**Given exercise**.
Check each line of the records for "Success"; collect those that have it.

**Record excerpts**.
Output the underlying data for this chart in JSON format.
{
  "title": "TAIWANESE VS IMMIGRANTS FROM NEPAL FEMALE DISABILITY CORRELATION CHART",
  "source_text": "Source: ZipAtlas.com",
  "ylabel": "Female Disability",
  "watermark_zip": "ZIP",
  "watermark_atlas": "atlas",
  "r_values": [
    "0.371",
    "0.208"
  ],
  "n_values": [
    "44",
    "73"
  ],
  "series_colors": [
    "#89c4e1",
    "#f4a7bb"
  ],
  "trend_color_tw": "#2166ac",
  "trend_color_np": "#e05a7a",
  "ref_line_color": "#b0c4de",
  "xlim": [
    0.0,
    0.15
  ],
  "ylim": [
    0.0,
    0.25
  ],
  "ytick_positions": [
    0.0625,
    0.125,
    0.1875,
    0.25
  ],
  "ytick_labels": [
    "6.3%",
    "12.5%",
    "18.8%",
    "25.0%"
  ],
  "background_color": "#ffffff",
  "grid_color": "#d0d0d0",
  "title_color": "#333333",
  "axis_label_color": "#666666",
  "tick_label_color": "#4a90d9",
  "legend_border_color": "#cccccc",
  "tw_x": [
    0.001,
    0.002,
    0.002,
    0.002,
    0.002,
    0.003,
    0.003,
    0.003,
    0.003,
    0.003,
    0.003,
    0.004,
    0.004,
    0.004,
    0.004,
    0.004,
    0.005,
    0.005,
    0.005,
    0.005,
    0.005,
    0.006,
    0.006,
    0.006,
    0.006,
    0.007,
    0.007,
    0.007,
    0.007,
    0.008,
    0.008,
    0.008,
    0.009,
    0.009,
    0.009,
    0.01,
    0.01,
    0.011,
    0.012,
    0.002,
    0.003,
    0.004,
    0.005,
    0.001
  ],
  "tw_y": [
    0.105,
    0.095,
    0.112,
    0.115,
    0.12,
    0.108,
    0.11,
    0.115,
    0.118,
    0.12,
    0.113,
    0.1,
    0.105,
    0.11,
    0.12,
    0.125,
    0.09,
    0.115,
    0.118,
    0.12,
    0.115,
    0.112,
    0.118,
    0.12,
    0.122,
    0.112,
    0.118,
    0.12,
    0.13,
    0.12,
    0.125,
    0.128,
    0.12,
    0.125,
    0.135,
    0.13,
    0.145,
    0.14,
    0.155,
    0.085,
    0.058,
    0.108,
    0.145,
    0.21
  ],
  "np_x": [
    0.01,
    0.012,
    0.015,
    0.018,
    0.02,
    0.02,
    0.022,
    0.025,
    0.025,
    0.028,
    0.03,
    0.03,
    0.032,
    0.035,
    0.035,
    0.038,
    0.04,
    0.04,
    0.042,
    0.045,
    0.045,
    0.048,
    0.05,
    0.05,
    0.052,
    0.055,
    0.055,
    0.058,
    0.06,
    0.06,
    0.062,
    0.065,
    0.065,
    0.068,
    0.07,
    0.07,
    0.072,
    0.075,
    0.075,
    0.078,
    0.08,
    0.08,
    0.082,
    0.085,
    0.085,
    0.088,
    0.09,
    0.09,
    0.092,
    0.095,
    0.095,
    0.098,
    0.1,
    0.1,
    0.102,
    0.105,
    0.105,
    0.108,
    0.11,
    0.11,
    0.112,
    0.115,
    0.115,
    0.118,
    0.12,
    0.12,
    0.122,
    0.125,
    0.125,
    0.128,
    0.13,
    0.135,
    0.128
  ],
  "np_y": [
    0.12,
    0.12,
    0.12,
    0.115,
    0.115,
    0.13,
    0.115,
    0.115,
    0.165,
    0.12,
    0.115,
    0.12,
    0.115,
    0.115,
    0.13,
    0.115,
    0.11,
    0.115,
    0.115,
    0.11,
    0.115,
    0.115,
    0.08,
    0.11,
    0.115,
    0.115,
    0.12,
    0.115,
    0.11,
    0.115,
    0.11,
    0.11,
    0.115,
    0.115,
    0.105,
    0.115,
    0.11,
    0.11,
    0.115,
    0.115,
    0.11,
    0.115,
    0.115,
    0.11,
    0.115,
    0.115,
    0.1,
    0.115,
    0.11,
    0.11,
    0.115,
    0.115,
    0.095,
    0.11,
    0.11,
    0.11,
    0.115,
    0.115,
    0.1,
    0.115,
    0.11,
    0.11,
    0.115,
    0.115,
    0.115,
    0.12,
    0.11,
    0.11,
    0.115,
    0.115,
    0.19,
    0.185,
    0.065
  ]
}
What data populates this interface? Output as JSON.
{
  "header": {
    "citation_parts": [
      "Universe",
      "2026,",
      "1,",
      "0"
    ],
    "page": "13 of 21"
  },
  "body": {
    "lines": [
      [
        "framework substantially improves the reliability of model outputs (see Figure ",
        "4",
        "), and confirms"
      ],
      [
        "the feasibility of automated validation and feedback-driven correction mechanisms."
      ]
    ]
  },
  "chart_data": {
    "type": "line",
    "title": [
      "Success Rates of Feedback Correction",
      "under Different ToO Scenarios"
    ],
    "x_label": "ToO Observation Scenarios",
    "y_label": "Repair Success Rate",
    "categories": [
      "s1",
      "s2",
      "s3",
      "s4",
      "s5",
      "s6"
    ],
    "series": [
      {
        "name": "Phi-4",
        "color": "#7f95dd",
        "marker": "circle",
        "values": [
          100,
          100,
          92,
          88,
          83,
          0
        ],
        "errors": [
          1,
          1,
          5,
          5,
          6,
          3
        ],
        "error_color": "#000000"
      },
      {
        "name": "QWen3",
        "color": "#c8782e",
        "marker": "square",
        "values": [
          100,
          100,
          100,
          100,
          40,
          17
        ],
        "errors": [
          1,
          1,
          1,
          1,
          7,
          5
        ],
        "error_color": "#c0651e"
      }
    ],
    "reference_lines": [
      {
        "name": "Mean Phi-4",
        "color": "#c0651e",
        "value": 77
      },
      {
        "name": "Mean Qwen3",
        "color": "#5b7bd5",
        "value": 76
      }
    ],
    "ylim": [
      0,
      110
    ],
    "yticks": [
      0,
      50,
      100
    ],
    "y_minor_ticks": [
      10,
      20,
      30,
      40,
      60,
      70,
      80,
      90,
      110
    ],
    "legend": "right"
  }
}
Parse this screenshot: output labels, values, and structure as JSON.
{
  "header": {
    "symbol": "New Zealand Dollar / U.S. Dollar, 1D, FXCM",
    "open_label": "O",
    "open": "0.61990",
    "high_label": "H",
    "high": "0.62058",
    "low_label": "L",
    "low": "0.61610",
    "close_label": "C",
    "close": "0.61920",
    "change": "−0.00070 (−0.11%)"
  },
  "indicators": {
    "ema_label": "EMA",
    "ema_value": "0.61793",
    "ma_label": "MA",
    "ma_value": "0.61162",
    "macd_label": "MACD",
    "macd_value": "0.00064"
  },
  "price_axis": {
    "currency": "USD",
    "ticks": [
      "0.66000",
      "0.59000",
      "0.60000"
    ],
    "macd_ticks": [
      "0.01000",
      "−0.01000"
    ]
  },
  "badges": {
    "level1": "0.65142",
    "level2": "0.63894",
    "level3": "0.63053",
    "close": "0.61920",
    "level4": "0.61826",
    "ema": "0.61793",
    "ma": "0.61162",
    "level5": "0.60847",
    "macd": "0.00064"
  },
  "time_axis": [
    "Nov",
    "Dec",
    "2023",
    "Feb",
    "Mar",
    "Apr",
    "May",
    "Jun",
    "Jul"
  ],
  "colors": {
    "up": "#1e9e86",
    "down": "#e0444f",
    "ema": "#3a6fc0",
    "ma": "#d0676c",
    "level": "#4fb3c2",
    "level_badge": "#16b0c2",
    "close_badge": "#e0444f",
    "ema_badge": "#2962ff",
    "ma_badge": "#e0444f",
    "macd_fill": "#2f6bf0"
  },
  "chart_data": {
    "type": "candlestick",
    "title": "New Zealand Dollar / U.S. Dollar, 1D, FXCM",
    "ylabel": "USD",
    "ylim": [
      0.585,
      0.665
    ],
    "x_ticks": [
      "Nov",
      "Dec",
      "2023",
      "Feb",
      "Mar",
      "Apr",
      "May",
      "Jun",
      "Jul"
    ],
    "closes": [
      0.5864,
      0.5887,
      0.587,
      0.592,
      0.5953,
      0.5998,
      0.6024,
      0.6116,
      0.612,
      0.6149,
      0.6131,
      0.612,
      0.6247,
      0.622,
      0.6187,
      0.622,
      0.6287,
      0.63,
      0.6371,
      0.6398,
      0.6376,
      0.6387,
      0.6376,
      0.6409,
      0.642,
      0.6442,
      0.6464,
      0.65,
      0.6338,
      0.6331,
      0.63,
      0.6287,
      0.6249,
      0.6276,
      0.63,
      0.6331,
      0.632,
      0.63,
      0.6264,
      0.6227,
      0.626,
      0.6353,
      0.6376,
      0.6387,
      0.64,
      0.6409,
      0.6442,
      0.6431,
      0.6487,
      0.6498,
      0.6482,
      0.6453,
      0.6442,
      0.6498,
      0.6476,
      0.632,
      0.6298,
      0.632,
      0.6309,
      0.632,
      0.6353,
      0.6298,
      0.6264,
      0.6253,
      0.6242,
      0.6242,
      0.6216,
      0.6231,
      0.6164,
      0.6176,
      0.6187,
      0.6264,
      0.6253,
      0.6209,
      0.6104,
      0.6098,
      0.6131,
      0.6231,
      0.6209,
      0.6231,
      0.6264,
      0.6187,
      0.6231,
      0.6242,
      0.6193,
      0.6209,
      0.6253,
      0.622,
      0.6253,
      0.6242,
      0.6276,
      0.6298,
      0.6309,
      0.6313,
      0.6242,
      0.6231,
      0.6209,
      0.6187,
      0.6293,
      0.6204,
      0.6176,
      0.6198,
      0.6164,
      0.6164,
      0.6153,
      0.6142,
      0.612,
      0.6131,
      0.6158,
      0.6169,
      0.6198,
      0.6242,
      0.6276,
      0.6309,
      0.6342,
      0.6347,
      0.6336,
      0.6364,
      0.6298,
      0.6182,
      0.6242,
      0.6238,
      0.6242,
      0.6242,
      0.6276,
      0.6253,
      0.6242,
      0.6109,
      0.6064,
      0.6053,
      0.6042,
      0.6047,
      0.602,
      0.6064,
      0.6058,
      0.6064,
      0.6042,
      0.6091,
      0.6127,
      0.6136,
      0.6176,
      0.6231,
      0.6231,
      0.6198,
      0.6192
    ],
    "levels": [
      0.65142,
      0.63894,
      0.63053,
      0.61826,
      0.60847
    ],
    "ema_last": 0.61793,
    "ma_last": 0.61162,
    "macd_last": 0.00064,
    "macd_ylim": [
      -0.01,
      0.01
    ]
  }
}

**Complete answer**.
      "Success Rates of Feedback Correction",
    "y_label": "Repair Success Rate",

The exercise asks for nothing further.